___ Dataset rows ___
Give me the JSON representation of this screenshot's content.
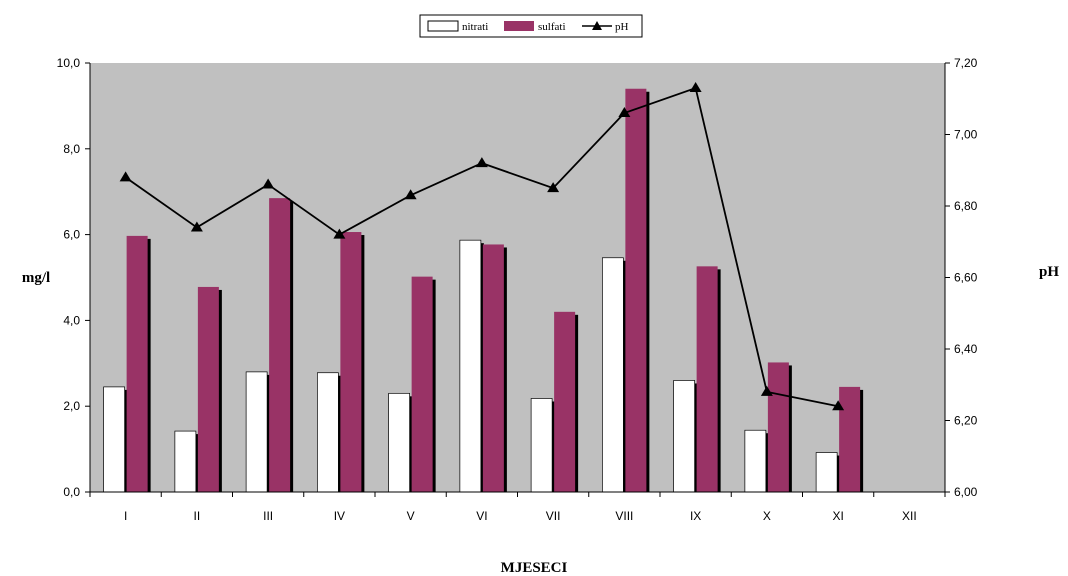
{
  "chart_data": {
    "type": "bar",
    "categories": [
      "I",
      "II",
      "III",
      "IV",
      "V",
      "VI",
      "VII",
      "VIII",
      "IX",
      "X",
      "XI",
      "XII"
    ],
    "series": [
      {
        "name": "nitrati",
        "type": "bar",
        "axis": "left",
        "color": "#ffffff",
        "values": [
          2.45,
          1.42,
          2.8,
          2.78,
          2.3,
          5.87,
          2.18,
          5.46,
          2.6,
          1.44,
          0.92,
          null
        ]
      },
      {
        "name": "sulfati",
        "type": "bar",
        "axis": "left",
        "color": "#993366",
        "values": [
          5.97,
          4.78,
          6.85,
          6.06,
          5.02,
          5.77,
          4.2,
          9.4,
          5.26,
          3.02,
          2.45,
          null
        ]
      },
      {
        "name": "pH",
        "type": "line",
        "axis": "right",
        "color": "#000000",
        "values": [
          6.88,
          6.74,
          6.86,
          6.72,
          6.83,
          6.92,
          6.85,
          7.06,
          7.13,
          6.28,
          6.24,
          null
        ]
      }
    ],
    "xlabel": "MJESECI",
    "ylabel": "mg/l",
    "y2label": "pH",
    "ylim": [
      0,
      10
    ],
    "y2lim": [
      6.0,
      7.2
    ],
    "yticks": [
      "0,0",
      "2,0",
      "4,0",
      "6,0",
      "8,0",
      "10,0"
    ],
    "y2ticks": [
      "6,00",
      "6,20",
      "6,40",
      "6,60",
      "6,80",
      "7,00",
      "7,20"
    ],
    "grid": false,
    "plot_background": "#c0c0c0",
    "legend_position": "top-center"
  }
}
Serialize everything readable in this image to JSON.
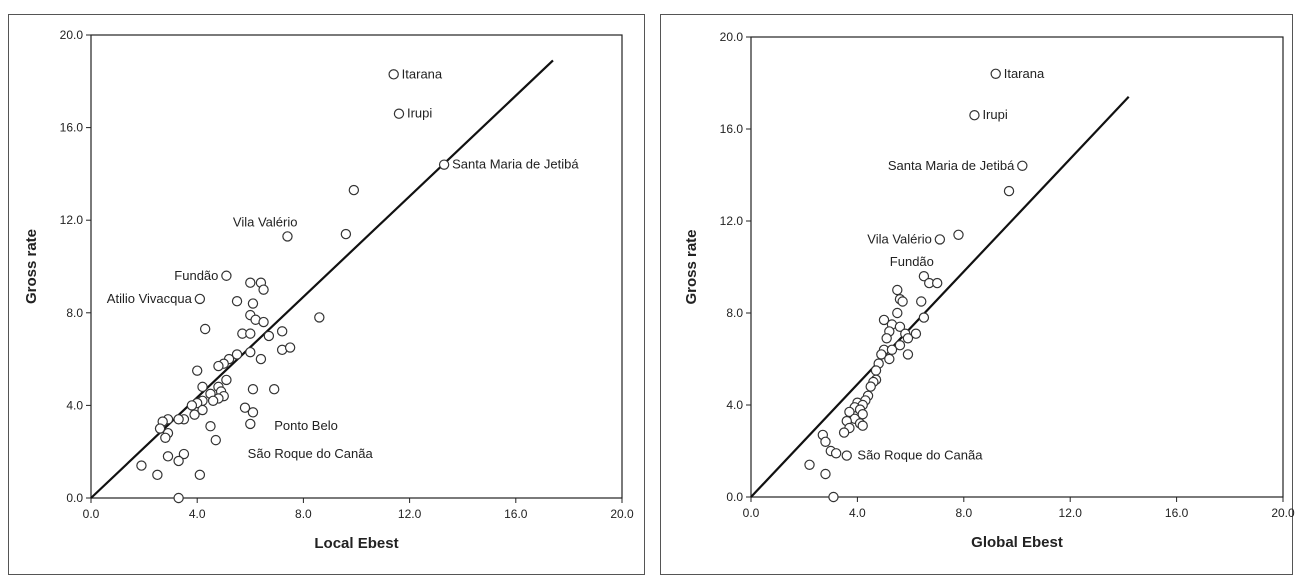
{
  "chart_data": [
    {
      "type": "scatter",
      "xlabel": "Local Ebest",
      "ylabel": "Gross rate",
      "xlim": [
        0,
        20
      ],
      "ylim": [
        0,
        20
      ],
      "xticks": [
        "0.0",
        "4.0",
        "8.0",
        "12.0",
        "16.0",
        "20.0"
      ],
      "yticks": [
        "0.0",
        "4.0",
        "8.0",
        "12.0",
        "16.0",
        "20.0"
      ],
      "grid": false,
      "fit_line": {
        "x": [
          0,
          17.4
        ],
        "y": [
          0,
          18.9
        ]
      },
      "annotations": [
        {
          "text": "Itarana",
          "x": 11.4,
          "y": 18.3,
          "side": "right"
        },
        {
          "text": "Irupi",
          "x": 11.6,
          "y": 16.6,
          "side": "right"
        },
        {
          "text": "Santa Maria de Jetibá",
          "x": 13.3,
          "y": 14.4,
          "side": "right"
        },
        {
          "text": "Vila Valério",
          "x": 7.4,
          "y": 11.3,
          "side": "above"
        },
        {
          "text": "Fundão",
          "x": 5.1,
          "y": 9.6,
          "side": "left"
        },
        {
          "text": "Atilio Vivacqua",
          "x": 4.1,
          "y": 8.6,
          "side": "left"
        },
        {
          "text": "Ponto Belo",
          "x": 6.6,
          "y": 3.1,
          "side": "right"
        },
        {
          "text": "São Roque do Canãa",
          "x": 5.6,
          "y": 1.9,
          "side": "right"
        }
      ],
      "points": [
        [
          11.4,
          18.3
        ],
        [
          11.6,
          16.6
        ],
        [
          13.3,
          14.4
        ],
        [
          9.9,
          13.3
        ],
        [
          9.6,
          11.4
        ],
        [
          7.4,
          11.3
        ],
        [
          5.1,
          9.6
        ],
        [
          6.0,
          9.3
        ],
        [
          6.4,
          9.3
        ],
        [
          6.5,
          9.0
        ],
        [
          4.1,
          8.6
        ],
        [
          5.5,
          8.5
        ],
        [
          6.1,
          8.4
        ],
        [
          8.6,
          7.8
        ],
        [
          6.0,
          7.9
        ],
        [
          6.2,
          7.7
        ],
        [
          6.5,
          7.6
        ],
        [
          4.3,
          7.3
        ],
        [
          5.7,
          7.1
        ],
        [
          6.0,
          7.1
        ],
        [
          7.2,
          7.2
        ],
        [
          6.7,
          7.0
        ],
        [
          7.2,
          6.4
        ],
        [
          7.5,
          6.5
        ],
        [
          6.0,
          6.3
        ],
        [
          6.4,
          6.0
        ],
        [
          5.5,
          6.2
        ],
        [
          5.2,
          6.0
        ],
        [
          5.0,
          5.8
        ],
        [
          4.8,
          5.7
        ],
        [
          4.0,
          5.5
        ],
        [
          5.1,
          5.1
        ],
        [
          4.8,
          4.8
        ],
        [
          4.9,
          4.6
        ],
        [
          6.1,
          4.7
        ],
        [
          6.9,
          4.7
        ],
        [
          4.2,
          4.8
        ],
        [
          4.5,
          4.5
        ],
        [
          5.0,
          4.4
        ],
        [
          4.8,
          4.3
        ],
        [
          4.6,
          4.2
        ],
        [
          4.2,
          4.2
        ],
        [
          4.0,
          4.1
        ],
        [
          3.8,
          4.0
        ],
        [
          5.8,
          3.9
        ],
        [
          6.1,
          3.7
        ],
        [
          3.9,
          3.6
        ],
        [
          4.2,
          3.8
        ],
        [
          3.5,
          3.4
        ],
        [
          3.3,
          3.4
        ],
        [
          2.9,
          3.4
        ],
        [
          2.7,
          3.3
        ],
        [
          2.6,
          3.0
        ],
        [
          2.9,
          2.8
        ],
        [
          2.8,
          2.6
        ],
        [
          6.0,
          3.2
        ],
        [
          4.5,
          3.1
        ],
        [
          4.7,
          2.5
        ],
        [
          3.5,
          1.9
        ],
        [
          2.9,
          1.8
        ],
        [
          3.3,
          1.6
        ],
        [
          1.9,
          1.4
        ],
        [
          2.5,
          1.0
        ],
        [
          4.1,
          1.0
        ],
        [
          3.3,
          0.0
        ]
      ]
    },
    {
      "type": "scatter",
      "xlabel": "Global Ebest",
      "ylabel": "Gross rate",
      "xlim": [
        0,
        20
      ],
      "ylim": [
        0,
        20
      ],
      "xticks": [
        "0.0",
        "4.0",
        "8.0",
        "12.0",
        "16.0",
        "20.0"
      ],
      "yticks": [
        "0.0",
        "4.0",
        "8.0",
        "12.0",
        "16.0",
        "20.0"
      ],
      "grid": false,
      "fit_line": {
        "x": [
          0,
          14.2
        ],
        "y": [
          0,
          17.4
        ]
      },
      "annotations": [
        {
          "text": "Itarana",
          "x": 9.2,
          "y": 18.4,
          "side": "right"
        },
        {
          "text": "Irupi",
          "x": 8.4,
          "y": 16.6,
          "side": "right"
        },
        {
          "text": "Santa Maria de Jetibá",
          "x": 10.2,
          "y": 14.4,
          "side": "left"
        },
        {
          "text": "Vila Valério",
          "x": 7.1,
          "y": 11.2,
          "side": "left"
        },
        {
          "text": "Fundão",
          "x": 6.5,
          "y": 9.6,
          "side": "above"
        },
        {
          "text": "São Roque do Canãa",
          "x": 3.7,
          "y": 1.8,
          "side": "right"
        }
      ],
      "points": [
        [
          9.2,
          18.4
        ],
        [
          8.4,
          16.6
        ],
        [
          10.2,
          14.4
        ],
        [
          9.7,
          13.3
        ],
        [
          7.8,
          11.4
        ],
        [
          7.1,
          11.2
        ],
        [
          6.5,
          9.6
        ],
        [
          6.7,
          9.3
        ],
        [
          7.0,
          9.3
        ],
        [
          5.5,
          9.0
        ],
        [
          5.6,
          8.6
        ],
        [
          5.7,
          8.5
        ],
        [
          6.4,
          8.5
        ],
        [
          5.5,
          8.0
        ],
        [
          6.5,
          7.8
        ],
        [
          5.0,
          7.7
        ],
        [
          5.3,
          7.5
        ],
        [
          5.6,
          7.4
        ],
        [
          5.2,
          7.2
        ],
        [
          5.8,
          7.1
        ],
        [
          6.2,
          7.1
        ],
        [
          5.9,
          6.9
        ],
        [
          5.1,
          6.9
        ],
        [
          5.6,
          6.6
        ],
        [
          5.0,
          6.4
        ],
        [
          5.3,
          6.4
        ],
        [
          5.9,
          6.2
        ],
        [
          4.9,
          6.2
        ],
        [
          5.2,
          6.0
        ],
        [
          4.8,
          5.8
        ],
        [
          4.7,
          5.5
        ],
        [
          4.7,
          5.1
        ],
        [
          4.6,
          5.0
        ],
        [
          4.5,
          4.8
        ],
        [
          4.4,
          4.4
        ],
        [
          4.3,
          4.2
        ],
        [
          4.0,
          4.1
        ],
        [
          4.2,
          4.0
        ],
        [
          3.9,
          3.9
        ],
        [
          4.1,
          3.8
        ],
        [
          3.7,
          3.7
        ],
        [
          4.2,
          3.6
        ],
        [
          3.9,
          3.4
        ],
        [
          3.6,
          3.3
        ],
        [
          4.1,
          3.2
        ],
        [
          4.2,
          3.1
        ],
        [
          3.7,
          3.0
        ],
        [
          3.5,
          2.8
        ],
        [
          2.7,
          2.7
        ],
        [
          2.8,
          2.4
        ],
        [
          3.0,
          2.0
        ],
        [
          3.2,
          1.9
        ],
        [
          3.6,
          1.8
        ],
        [
          2.2,
          1.4
        ],
        [
          2.8,
          1.0
        ],
        [
          3.1,
          0.0
        ]
      ]
    }
  ]
}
___
Aim
Check each line of the records for "JSON" and copy the ones that contain it.

The completed task
Give me the JSON representation of this screenshot's content.
Serialize everything readable in this image to JSON.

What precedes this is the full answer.